#### Exercise input
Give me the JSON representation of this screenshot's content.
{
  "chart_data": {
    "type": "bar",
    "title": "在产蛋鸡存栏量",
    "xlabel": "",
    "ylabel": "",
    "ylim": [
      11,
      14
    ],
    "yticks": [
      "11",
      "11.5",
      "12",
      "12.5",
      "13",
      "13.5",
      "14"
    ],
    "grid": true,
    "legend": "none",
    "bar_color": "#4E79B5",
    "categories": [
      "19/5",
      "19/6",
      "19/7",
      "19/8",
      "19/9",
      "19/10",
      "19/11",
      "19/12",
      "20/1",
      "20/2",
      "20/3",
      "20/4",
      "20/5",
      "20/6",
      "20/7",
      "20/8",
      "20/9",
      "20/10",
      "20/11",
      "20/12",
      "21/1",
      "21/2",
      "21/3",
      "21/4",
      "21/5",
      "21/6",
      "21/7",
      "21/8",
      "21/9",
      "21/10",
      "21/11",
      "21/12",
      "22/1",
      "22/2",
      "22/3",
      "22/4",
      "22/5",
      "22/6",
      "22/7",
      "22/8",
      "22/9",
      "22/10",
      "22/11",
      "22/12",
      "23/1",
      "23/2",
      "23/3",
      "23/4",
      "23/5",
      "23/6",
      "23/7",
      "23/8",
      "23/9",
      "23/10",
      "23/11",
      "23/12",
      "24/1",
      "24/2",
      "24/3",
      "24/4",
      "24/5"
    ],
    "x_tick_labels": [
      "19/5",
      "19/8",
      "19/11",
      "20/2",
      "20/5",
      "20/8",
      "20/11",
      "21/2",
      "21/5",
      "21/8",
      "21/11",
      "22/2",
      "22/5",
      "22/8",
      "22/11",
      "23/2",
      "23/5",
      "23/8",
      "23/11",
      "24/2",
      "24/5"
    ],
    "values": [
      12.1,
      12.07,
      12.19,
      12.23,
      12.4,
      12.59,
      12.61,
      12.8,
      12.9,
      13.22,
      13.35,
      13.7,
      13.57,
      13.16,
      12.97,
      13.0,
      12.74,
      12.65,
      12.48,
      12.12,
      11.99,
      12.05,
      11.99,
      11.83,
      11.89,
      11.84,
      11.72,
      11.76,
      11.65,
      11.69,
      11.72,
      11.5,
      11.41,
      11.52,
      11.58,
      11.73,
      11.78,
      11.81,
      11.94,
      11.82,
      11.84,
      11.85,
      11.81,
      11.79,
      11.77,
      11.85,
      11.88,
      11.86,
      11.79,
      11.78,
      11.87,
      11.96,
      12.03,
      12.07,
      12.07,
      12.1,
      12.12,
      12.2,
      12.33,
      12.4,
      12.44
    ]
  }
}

#### Problem to work on
Write out all the records above again, exactly as they stand.

#### Solution for this task
Give me the JSON representation of this screenshot's content.
{
  "chart_data": {
    "type": "bar",
    "title": "在产蛋鸡存栏量",
    "xlabel": "",
    "ylabel": "",
    "ylim": [
      11,
      14
    ],
    "yticks": [
      "11",
      "11.5",
      "12",
      "12.5",
      "13",
      "13.5",
      "14"
    ],
    "grid": true,
    "legend": "none",
    "bar_color": "#4E79B5",
    "categories": [
      "19/5",
      "19/6",
      "19/7",
      "19/8",
      "19/9",
      "19/10",
      "19/11",
      "19/12",
      "20/1",
      "20/2",
      "20/3",
      "20/4",
      "20/5",
      "20/6",
      "20/7",
      "20/8",
      "20/9",
      "20/10",
      "20/11",
      "20/12",
      "21/1",
      "21/2",
      "21/3",
      "21/4",
      "21/5",
      "21/6",
      "21/7",
      "21/8",
      "21/9",
      "21/10",
      "21/11",
      "21/12",
      "22/1",
      "22/2",
      "22/3",
      "22/4",
      "22/5",
      "22/6",
      "22/7",
      "22/8",
      "22/9",
      "22/10",
      "22/11",
      "22/12",
      "23/1",
      "23/2",
      "23/3",
      "23/4",
      "23/5",
      "23/6",
      "23/7",
      "23/8",
      "23/9",
      "23/10",
      "23/11",
      "23/12",
      "24/1",
      "24/2",
      "24/3",
      "24/4",
      "24/5"
    ],
    "x_tick_labels": [
      "19/5",
      "19/8",
      "19/11",
      "20/2",
      "20/5",
      "20/8",
      "20/11",
      "21/2",
      "21/5",
      "21/8",
      "21/11",
      "22/2",
      "22/5",
      "22/8",
      "22/11",
      "23/2",
      "23/5",
      "23/8",
      "23/11",
      "24/2",
      "24/5"
    ],
    "values": [
      12.1,
      12.07,
      12.19,
      12.23,
      12.4,
      12.59,
      12.61,
      12.8,
      12.9,
      13.22,
      13.35,
      13.7,
      13.57,
      13.16,
      12.97,
      13.0,
      12.74,
      12.65,
      12.48,
      12.12,
      11.99,
      12.05,
      11.99,
      11.83,
      11.89,
      11.84,
      11.72,
      11.76,
      11.65,
      11.69,
      11.72,
      11.5,
      11.41,
      11.52,
      11.58,
      11.73,
      11.78,
      11.81,
      11.94,
      11.82,
      11.84,
      11.85,
      11.81,
      11.79,
      11.77,
      11.85,
      11.88,
      11.86,
      11.79,
      11.78,
      11.87,
      11.96,
      12.03,
      12.07,
      12.07,
      12.1,
      12.12,
      12.2,
      12.33,
      12.4,
      12.44
    ]
  }
}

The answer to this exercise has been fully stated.